Make an exact copy of the records, with the images left out.

= = = =

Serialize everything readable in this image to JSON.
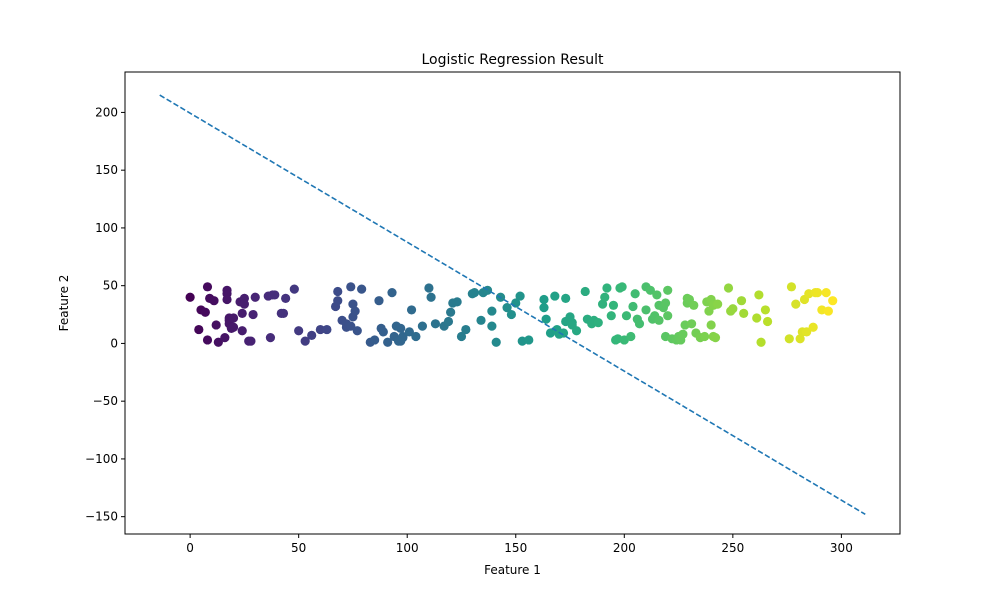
{
  "chart_data": {
    "type": "scatter",
    "title": "Logistic Regression Result",
    "xlabel": "Feature 1",
    "ylabel": "Feature 2",
    "xlim": [
      -30,
      327
    ],
    "ylim": [
      -165,
      235
    ],
    "xticks": [
      0,
      50,
      100,
      150,
      200,
      250,
      300
    ],
    "yticks": [
      -150,
      -100,
      -50,
      0,
      50,
      100,
      150,
      200
    ],
    "grid": false,
    "colormap": "viridis",
    "colors": {
      "line": "#1f77b4",
      "axes": "#000000",
      "background": "#ffffff"
    },
    "decision_boundary": {
      "style": "dashed",
      "x": [
        -14,
        311
      ],
      "y": [
        215,
        -148
      ]
    },
    "points": {
      "x": [
        0,
        4,
        5,
        7,
        8,
        8,
        9,
        11,
        12,
        13,
        16,
        17,
        17,
        17,
        18,
        18,
        18,
        19,
        20,
        20,
        23,
        24,
        24,
        25,
        25,
        27,
        28,
        29,
        30,
        36,
        37,
        38,
        39,
        42,
        43,
        44,
        48,
        50,
        53,
        56,
        60,
        63,
        67,
        68,
        68,
        70,
        72,
        72,
        74,
        74,
        75,
        75,
        76,
        77,
        79,
        83,
        85,
        87,
        88,
        89,
        91,
        93,
        94,
        95,
        96,
        97,
        97,
        98,
        98,
        101,
        102,
        104,
        107,
        110,
        111,
        113,
        117,
        119,
        120,
        121,
        123,
        125,
        127,
        130,
        131,
        134,
        135,
        137,
        139,
        139,
        141,
        143,
        146,
        148,
        150,
        152,
        153,
        156,
        163,
        163,
        164,
        166,
        168,
        169,
        170,
        172,
        173,
        173,
        175,
        176,
        176,
        178,
        182,
        183,
        185,
        186,
        188,
        190,
        191,
        192,
        194,
        195,
        196,
        197,
        198,
        199,
        200,
        201,
        203,
        204,
        205,
        206,
        207,
        210,
        210,
        212,
        213,
        214,
        215,
        216,
        216,
        218,
        219,
        219,
        220,
        220,
        222,
        224,
        225,
        226,
        227,
        228,
        229,
        229,
        230,
        231,
        232,
        233,
        235,
        237,
        238,
        239,
        240,
        240,
        241,
        241,
        242,
        243,
        248,
        249,
        250,
        254,
        255,
        261,
        262,
        263,
        265,
        266,
        276,
        277,
        279,
        281,
        282,
        283,
        284,
        285,
        287,
        288,
        289,
        291,
        293,
        294,
        296
      ],
      "y": [
        40,
        12,
        29,
        27,
        3,
        49,
        39,
        37,
        16,
        1,
        5,
        46,
        43,
        38,
        22,
        20,
        17,
        13,
        14,
        22,
        36,
        11,
        26,
        39,
        34,
        2,
        2,
        25,
        40,
        41,
        5,
        42,
        42,
        26,
        26,
        39,
        47,
        11,
        2,
        7,
        12,
        12,
        32,
        37,
        45,
        20,
        14,
        17,
        15,
        49,
        34,
        23,
        28,
        11,
        47,
        1,
        3,
        37,
        13,
        10,
        1,
        44,
        6,
        15,
        2,
        13,
        2,
        6,
        5,
        10,
        29,
        6,
        15,
        48,
        40,
        17,
        15,
        19,
        27,
        35,
        36,
        6,
        12,
        43,
        44,
        20,
        44,
        46,
        28,
        15,
        1,
        40,
        31,
        25,
        35,
        41,
        2,
        3,
        38,
        31,
        21,
        9,
        41,
        12,
        8,
        9,
        19,
        39,
        23,
        18,
        16,
        11,
        45,
        21,
        17,
        20,
        18,
        34,
        40,
        48,
        24,
        33,
        3,
        4,
        48,
        49,
        3,
        24,
        6,
        32,
        43,
        21,
        17,
        29,
        49,
        46,
        21,
        24,
        42,
        20,
        33,
        31,
        6,
        35,
        46,
        24,
        4,
        3,
        6,
        3,
        8,
        16,
        39,
        35,
        38,
        17,
        33,
        9,
        5,
        6,
        36,
        28,
        16,
        38,
        33,
        6,
        5,
        34,
        48,
        28,
        30,
        37,
        26,
        22,
        42,
        1,
        29,
        19,
        4,
        49,
        34,
        4,
        10,
        38,
        10,
        43,
        14,
        44,
        44,
        29,
        44,
        28,
        37
      ]
    }
  }
}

= = = =

- **Completed exercise**:
Serialize everything readable in this image to JSON.
{
  "chart_data": {
    "type": "scatter",
    "title": "Logistic Regression Result",
    "xlabel": "Feature 1",
    "ylabel": "Feature 2",
    "xlim": [
      -30,
      327
    ],
    "ylim": [
      -165,
      235
    ],
    "xticks": [
      0,
      50,
      100,
      150,
      200,
      250,
      300
    ],
    "yticks": [
      -150,
      -100,
      -50,
      0,
      50,
      100,
      150,
      200
    ],
    "grid": false,
    "colormap": "viridis",
    "colors": {
      "line": "#1f77b4",
      "axes": "#000000",
      "background": "#ffffff"
    },
    "decision_boundary": {
      "style": "dashed",
      "x": [
        -14,
        311
      ],
      "y": [
        215,
        -148
      ]
    },
    "points": {
      "x": [
        0,
        4,
        5,
        7,
        8,
        8,
        9,
        11,
        12,
        13,
        16,
        17,
        17,
        17,
        18,
        18,
        18,
        19,
        20,
        20,
        23,
        24,
        24,
        25,
        25,
        27,
        28,
        29,
        30,
        36,
        37,
        38,
        39,
        42,
        43,
        44,
        48,
        50,
        53,
        56,
        60,
        63,
        67,
        68,
        68,
        70,
        72,
        72,
        74,
        74,
        75,
        75,
        76,
        77,
        79,
        83,
        85,
        87,
        88,
        89,
        91,
        93,
        94,
        95,
        96,
        97,
        97,
        98,
        98,
        101,
        102,
        104,
        107,
        110,
        111,
        113,
        117,
        119,
        120,
        121,
        123,
        125,
        127,
        130,
        131,
        134,
        135,
        137,
        139,
        139,
        141,
        143,
        146,
        148,
        150,
        152,
        153,
        156,
        163,
        163,
        164,
        166,
        168,
        169,
        170,
        172,
        173,
        173,
        175,
        176,
        176,
        178,
        182,
        183,
        185,
        186,
        188,
        190,
        191,
        192,
        194,
        195,
        196,
        197,
        198,
        199,
        200,
        201,
        203,
        204,
        205,
        206,
        207,
        210,
        210,
        212,
        213,
        214,
        215,
        216,
        216,
        218,
        219,
        219,
        220,
        220,
        222,
        224,
        225,
        226,
        227,
        228,
        229,
        229,
        230,
        231,
        232,
        233,
        235,
        237,
        238,
        239,
        240,
        240,
        241,
        241,
        242,
        243,
        248,
        249,
        250,
        254,
        255,
        261,
        262,
        263,
        265,
        266,
        276,
        277,
        279,
        281,
        282,
        283,
        284,
        285,
        287,
        288,
        289,
        291,
        293,
        294,
        296
      ],
      "y": [
        40,
        12,
        29,
        27,
        3,
        49,
        39,
        37,
        16,
        1,
        5,
        46,
        43,
        38,
        22,
        20,
        17,
        13,
        14,
        22,
        36,
        11,
        26,
        39,
        34,
        2,
        2,
        25,
        40,
        41,
        5,
        42,
        42,
        26,
        26,
        39,
        47,
        11,
        2,
        7,
        12,
        12,
        32,
        37,
        45,
        20,
        14,
        17,
        15,
        49,
        34,
        23,
        28,
        11,
        47,
        1,
        3,
        37,
        13,
        10,
        1,
        44,
        6,
        15,
        2,
        13,
        2,
        6,
        5,
        10,
        29,
        6,
        15,
        48,
        40,
        17,
        15,
        19,
        27,
        35,
        36,
        6,
        12,
        43,
        44,
        20,
        44,
        46,
        28,
        15,
        1,
        40,
        31,
        25,
        35,
        41,
        2,
        3,
        38,
        31,
        21,
        9,
        41,
        12,
        8,
        9,
        19,
        39,
        23,
        18,
        16,
        11,
        45,
        21,
        17,
        20,
        18,
        34,
        40,
        48,
        24,
        33,
        3,
        4,
        48,
        49,
        3,
        24,
        6,
        32,
        43,
        21,
        17,
        29,
        49,
        46,
        21,
        24,
        42,
        20,
        33,
        31,
        6,
        35,
        46,
        24,
        4,
        3,
        6,
        3,
        8,
        16,
        39,
        35,
        38,
        17,
        33,
        9,
        5,
        6,
        36,
        28,
        16,
        38,
        33,
        6,
        5,
        34,
        48,
        28,
        30,
        37,
        26,
        22,
        42,
        1,
        29,
        19,
        4,
        49,
        34,
        4,
        10,
        38,
        10,
        43,
        14,
        44,
        44,
        29,
        44,
        28,
        37
      ]
    }
  }
}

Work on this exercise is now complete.